*SUPPLIED RECORDS*:

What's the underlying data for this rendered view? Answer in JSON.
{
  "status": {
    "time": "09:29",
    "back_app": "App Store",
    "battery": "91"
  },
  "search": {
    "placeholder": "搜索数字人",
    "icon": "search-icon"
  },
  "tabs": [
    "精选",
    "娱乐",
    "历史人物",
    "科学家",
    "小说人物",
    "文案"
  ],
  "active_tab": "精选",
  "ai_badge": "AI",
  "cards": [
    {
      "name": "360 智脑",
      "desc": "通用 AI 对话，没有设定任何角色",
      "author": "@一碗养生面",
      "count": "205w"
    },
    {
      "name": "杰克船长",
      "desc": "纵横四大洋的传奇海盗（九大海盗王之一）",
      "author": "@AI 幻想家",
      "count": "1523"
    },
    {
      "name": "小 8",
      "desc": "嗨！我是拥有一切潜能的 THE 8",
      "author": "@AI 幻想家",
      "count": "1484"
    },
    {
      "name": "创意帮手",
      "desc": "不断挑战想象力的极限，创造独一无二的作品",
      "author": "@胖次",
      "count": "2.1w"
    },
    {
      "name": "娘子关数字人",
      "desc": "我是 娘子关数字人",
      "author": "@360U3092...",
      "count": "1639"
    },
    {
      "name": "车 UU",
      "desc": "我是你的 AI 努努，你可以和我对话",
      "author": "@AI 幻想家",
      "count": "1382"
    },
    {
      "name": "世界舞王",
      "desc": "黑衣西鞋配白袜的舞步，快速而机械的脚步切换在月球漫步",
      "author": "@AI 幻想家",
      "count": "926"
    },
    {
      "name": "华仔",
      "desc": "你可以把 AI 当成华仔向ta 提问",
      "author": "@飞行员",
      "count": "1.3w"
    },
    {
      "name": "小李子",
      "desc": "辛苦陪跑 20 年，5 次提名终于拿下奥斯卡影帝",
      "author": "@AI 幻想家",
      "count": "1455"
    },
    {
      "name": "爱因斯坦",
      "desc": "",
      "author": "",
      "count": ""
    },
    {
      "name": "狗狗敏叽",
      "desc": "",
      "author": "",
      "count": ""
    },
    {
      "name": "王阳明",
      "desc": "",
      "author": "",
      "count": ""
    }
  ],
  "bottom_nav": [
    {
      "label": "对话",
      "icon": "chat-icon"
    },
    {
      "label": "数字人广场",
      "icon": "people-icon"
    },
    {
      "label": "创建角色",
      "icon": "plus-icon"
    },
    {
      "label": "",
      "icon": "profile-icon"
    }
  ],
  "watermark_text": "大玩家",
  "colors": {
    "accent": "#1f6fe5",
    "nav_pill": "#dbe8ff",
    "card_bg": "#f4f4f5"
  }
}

*AIM*:
Quote every record above exactly.

*EXERCISE RESULT*:
What's the underlying data for this rendered view? Answer in JSON.
{
  "status": {
    "time": "09:29",
    "back_app": "App Store",
    "battery": "91"
  },
  "search": {
    "placeholder": "搜索数字人",
    "icon": "search-icon"
  },
  "tabs": [
    "精选",
    "娱乐",
    "历史人物",
    "科学家",
    "小说人物",
    "文案"
  ],
  "active_tab": "精选",
  "ai_badge": "AI",
  "cards": [
    {
      "name": "360 智脑",
      "desc": "通用 AI 对话，没有设定任何角色",
      "author": "@一碗养生面",
      "count": "205w"
    },
    {
      "name": "杰克船长",
      "desc": "纵横四大洋的传奇海盗（九大海盗王之一）",
      "author": "@AI 幻想家",
      "count": "1523"
    },
    {
      "name": "小 8",
      "desc": "嗨！我是拥有一切潜能的 THE 8",
      "author": "@AI 幻想家",
      "count": "1484"
    },
    {
      "name": "创意帮手",
      "desc": "不断挑战想象力的极限，创造独一无二的作品",
      "author": "@胖次",
      "count": "2.1w"
    },
    {
      "name": "娘子关数字人",
      "desc": "我是 娘子关数字人",
      "author": "@360U3092...",
      "count": "1639"
    },
    {
      "name": "车 UU",
      "desc": "我是你的 AI 努努，你可以和我对话",
      "author": "@AI 幻想家",
      "count": "1382"
    },
    {
      "name": "世界舞王",
      "desc": "黑衣西鞋配白袜的舞步，快速而机械的脚步切换在月球漫步",
      "author": "@AI 幻想家",
      "count": "926"
    },
    {
      "name": "华仔",
      "desc": "你可以把 AI 当成华仔向ta 提问",
      "author": "@飞行员",
      "count": "1.3w"
    },
    {
      "name": "小李子",
      "desc": "辛苦陪跑 20 年，5 次提名终于拿下奥斯卡影帝",
      "author": "@AI 幻想家",
      "count": "1455"
    },
    {
      "name": "爱因斯坦",
      "desc": "",
      "author": "",
      "count": ""
    },
    {
      "name": "狗狗敏叽",
      "desc": "",
      "author": "",
      "count": ""
    },
    {
      "name": "王阳明",
      "desc": "",
      "author": "",
      "count": ""
    }
  ],
  "bottom_nav": [
    {
      "label": "对话",
      "icon": "chat-icon"
    },
    {
      "label": "数字人广场",
      "icon": "people-icon"
    },
    {
      "label": "创建角色",
      "icon": "plus-icon"
    },
    {
      "label": "",
      "icon": "profile-icon"
    }
  ],
  "watermark_text": "大玩家",
  "colors": {
    "accent": "#1f6fe5",
    "nav_pill": "#dbe8ff",
    "card_bg": "#f4f4f5"
  }
}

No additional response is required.